In the listed building entry for the former Gaumont Palace cinema, what role does the screen wall play in the layout of the site? Answer in one to three sentences.

**** SELECTED EXCERPT

The scope of legal protection for listed buildings

This List entry helps identify the building designated at this address for its special architectural or historic interest.

Unless the List entry states otherwise, it includes both the structure itself and any object or structure fixed to it (whether inside or outside) as well as any object or structure within the curtilage of the building.

For these purposes, to be included within the curtilage of the building, the object or structure must have formed part of the land since before 1st July 1948.

Understanding list entries

Corrections and minor amendments

The scope of legal protection for listed buildings

This List entry helps identify the building designated at this address for its special architectural or historic interest.

Unless the List entry states otherwise, it includes both the structure itself and any object or structure fixed to it (whether inside or outside) as well as any object or structure within the curtilage of the building.

For these purposes, to be included within the curtilage of the building, the object or structure must have formed part of the land since before 1st July 1948.

Understanding list entries

Corrections and minor amendments

Location

Statutory Address:
GAUMONT PALACE/MECCA, 12, NORTH STREET

The building or site itself may lie within the boundary of more than one authority.

County:
Devon
District:
Exeter (District Authority)
Parish:
Non Civil Parish
National Grid Reference:
SX 91806 92583

Details

SX9192NE NORTH STREET 871/2/10172 12 05-SEP-00 Gaumont Palace/Mecca

GV II Former cinema, built 1931-2 for the Gaumont Palace/Albany Ward/Provincial Cinematograph Theatres consortium. Architect: William Henry Watkins (job architect, Percy Bartlett). Builders: McLaughlin and Harvey. Brown brick, stone and render. Roof of auditorium not seen. Complex plan. The cinema stands at the far end of a courtyard opening out of North Street. A screen wall closes off the courtyard and provides continuity for the building line. Auditorium with balcony and stage, set behind curving foyer.

EXTERIOR: At ground level, the screen has double gates of scrolling metal, flanked by stone walls containing panels for film advertisement posters. Above the gates is an illuminated canopy. The upper level of the screen is in brick and stone and treated as a series of superimposed square panels flanked by fluted pilasters topped by stylised Ionic capitals. In the centre is a tall narrow area of render, which once supported an illuminated display for the name of the cinema. The symmetrical facade of the cinema itself combines subdued Classicism with Moderne features. It has a recessed central area with a single-storey entrance breaking forward between two towers set at angles. The towers stand on moulded plinths from which rise vertical features enclosing four square windows, separated by panels comprising superimposed squares. Each tower has a broad stepped frieze, capped by a large pyramid roof. The recessed area between the towers carried a horizontal Moderne window divided into square and rectangular sections and enclosed by a broad frame. Metal window with small square panes. The towers run back to meet the rear wall of the auditorium. The return and stage walls were not intended to be seen; they contain exit doors and windows for hallways, stairwells and lavatories.

********
**** DATASET ROWS

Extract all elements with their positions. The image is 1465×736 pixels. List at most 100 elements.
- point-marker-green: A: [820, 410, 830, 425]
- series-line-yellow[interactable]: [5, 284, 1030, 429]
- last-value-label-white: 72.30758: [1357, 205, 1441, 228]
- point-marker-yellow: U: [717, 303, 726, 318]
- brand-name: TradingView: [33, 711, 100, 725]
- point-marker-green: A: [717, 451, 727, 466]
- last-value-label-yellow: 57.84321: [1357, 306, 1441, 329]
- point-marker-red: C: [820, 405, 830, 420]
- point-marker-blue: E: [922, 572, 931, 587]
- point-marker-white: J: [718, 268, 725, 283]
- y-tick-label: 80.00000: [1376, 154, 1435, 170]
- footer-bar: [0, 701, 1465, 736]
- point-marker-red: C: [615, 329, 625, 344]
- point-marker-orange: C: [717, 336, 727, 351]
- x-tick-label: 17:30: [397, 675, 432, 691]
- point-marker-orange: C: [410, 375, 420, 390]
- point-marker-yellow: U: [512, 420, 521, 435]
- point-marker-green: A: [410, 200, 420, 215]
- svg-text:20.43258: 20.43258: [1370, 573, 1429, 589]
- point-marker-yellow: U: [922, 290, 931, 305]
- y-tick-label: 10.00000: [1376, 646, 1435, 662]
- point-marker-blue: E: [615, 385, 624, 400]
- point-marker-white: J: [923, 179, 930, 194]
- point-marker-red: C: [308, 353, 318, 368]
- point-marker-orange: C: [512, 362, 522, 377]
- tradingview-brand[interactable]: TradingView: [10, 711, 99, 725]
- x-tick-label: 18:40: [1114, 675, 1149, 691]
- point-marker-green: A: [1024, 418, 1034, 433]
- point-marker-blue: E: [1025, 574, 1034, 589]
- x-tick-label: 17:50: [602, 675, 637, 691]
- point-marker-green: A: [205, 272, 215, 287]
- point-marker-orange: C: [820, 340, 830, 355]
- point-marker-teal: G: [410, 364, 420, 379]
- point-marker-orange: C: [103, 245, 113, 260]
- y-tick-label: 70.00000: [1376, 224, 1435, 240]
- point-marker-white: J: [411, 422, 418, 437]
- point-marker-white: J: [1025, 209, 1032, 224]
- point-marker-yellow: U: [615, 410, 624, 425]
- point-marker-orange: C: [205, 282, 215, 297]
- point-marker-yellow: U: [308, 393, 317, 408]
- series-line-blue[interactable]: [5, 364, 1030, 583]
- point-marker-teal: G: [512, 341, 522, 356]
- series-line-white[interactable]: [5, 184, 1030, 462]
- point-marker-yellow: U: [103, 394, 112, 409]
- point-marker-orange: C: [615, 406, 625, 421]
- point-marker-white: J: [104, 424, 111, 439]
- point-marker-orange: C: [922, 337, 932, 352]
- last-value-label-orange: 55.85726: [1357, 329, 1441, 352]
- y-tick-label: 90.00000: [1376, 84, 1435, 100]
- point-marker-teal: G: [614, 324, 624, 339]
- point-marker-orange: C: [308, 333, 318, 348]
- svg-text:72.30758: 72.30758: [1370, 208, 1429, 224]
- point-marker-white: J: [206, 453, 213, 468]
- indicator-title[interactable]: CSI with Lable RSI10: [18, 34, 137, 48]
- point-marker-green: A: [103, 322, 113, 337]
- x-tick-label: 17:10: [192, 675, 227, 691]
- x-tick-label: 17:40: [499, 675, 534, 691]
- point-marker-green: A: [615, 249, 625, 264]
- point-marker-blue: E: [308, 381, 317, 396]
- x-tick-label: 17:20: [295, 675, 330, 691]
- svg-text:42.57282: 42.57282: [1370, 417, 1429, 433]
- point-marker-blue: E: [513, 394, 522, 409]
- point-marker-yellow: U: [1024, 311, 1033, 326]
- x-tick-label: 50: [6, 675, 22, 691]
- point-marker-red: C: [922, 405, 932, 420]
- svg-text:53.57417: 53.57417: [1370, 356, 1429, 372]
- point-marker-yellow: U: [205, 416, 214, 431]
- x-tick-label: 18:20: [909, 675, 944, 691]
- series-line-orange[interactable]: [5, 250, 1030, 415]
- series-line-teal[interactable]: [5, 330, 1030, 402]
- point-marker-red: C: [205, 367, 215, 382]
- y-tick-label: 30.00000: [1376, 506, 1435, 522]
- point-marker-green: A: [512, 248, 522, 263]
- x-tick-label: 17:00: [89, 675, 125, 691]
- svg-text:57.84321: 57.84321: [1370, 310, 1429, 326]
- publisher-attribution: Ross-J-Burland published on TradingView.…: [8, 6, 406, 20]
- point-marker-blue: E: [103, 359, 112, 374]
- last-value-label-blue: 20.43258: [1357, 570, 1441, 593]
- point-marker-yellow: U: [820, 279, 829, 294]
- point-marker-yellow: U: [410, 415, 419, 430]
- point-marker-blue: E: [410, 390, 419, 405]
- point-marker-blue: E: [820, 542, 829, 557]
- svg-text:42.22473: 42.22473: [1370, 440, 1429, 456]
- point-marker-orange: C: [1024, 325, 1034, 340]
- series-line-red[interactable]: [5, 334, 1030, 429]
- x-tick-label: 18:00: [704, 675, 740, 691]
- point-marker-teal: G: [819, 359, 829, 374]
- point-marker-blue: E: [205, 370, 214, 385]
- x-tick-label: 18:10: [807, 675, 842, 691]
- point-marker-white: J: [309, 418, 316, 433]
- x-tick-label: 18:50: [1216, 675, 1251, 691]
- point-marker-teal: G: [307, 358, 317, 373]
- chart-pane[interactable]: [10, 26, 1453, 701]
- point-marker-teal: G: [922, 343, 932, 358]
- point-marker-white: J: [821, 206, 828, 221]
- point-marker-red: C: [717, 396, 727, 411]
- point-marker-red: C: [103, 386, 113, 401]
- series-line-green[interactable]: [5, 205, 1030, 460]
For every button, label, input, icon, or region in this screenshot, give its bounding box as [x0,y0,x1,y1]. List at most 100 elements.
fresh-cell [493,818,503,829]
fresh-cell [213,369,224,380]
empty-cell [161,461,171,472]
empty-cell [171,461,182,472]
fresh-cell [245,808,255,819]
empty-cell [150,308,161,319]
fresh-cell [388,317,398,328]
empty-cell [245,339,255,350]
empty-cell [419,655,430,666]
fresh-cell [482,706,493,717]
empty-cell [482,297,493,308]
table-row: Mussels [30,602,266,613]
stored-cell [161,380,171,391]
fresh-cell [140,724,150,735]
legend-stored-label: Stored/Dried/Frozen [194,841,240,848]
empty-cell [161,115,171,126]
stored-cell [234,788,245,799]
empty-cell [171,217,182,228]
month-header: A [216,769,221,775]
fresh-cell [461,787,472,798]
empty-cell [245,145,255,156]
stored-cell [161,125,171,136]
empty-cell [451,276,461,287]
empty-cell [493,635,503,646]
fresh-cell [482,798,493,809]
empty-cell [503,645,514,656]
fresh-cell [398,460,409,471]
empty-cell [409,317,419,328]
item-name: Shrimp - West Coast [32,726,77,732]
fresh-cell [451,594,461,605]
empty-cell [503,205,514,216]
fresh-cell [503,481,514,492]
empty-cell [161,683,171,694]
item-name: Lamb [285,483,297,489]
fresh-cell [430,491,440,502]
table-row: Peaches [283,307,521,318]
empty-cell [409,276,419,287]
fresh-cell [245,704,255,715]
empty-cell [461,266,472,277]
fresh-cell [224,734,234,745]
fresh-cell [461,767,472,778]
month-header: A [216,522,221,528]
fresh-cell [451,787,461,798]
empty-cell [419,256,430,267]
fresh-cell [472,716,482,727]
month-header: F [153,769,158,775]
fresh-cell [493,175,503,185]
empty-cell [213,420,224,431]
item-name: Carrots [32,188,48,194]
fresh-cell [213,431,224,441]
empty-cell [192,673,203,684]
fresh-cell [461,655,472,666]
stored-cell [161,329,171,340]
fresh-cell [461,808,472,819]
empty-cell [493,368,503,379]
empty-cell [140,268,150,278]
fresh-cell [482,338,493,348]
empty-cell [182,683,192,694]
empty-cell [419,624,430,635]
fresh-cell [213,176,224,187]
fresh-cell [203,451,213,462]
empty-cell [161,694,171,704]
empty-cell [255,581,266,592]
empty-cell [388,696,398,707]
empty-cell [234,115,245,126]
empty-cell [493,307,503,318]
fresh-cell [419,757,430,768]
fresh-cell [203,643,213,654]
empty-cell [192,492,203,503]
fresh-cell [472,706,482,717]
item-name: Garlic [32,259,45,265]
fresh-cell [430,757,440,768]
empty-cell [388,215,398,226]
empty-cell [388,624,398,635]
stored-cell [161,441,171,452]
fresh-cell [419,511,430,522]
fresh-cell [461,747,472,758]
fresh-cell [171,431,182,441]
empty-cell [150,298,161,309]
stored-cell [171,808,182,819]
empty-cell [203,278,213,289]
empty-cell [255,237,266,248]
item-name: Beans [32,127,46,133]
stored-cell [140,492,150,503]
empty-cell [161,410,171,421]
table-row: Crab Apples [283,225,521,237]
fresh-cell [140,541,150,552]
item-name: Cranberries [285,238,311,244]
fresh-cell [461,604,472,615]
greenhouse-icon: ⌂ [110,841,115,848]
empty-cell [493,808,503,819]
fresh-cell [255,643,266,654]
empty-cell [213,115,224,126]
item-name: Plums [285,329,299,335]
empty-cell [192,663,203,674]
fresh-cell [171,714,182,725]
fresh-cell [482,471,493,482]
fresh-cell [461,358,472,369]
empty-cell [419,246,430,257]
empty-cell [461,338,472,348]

********

● **EXPECTED ANSWER**: The cinema stands at the far end of a courtyard that opens out of North Street. The screen wall closes off that courtyard and provides continuity for the building line.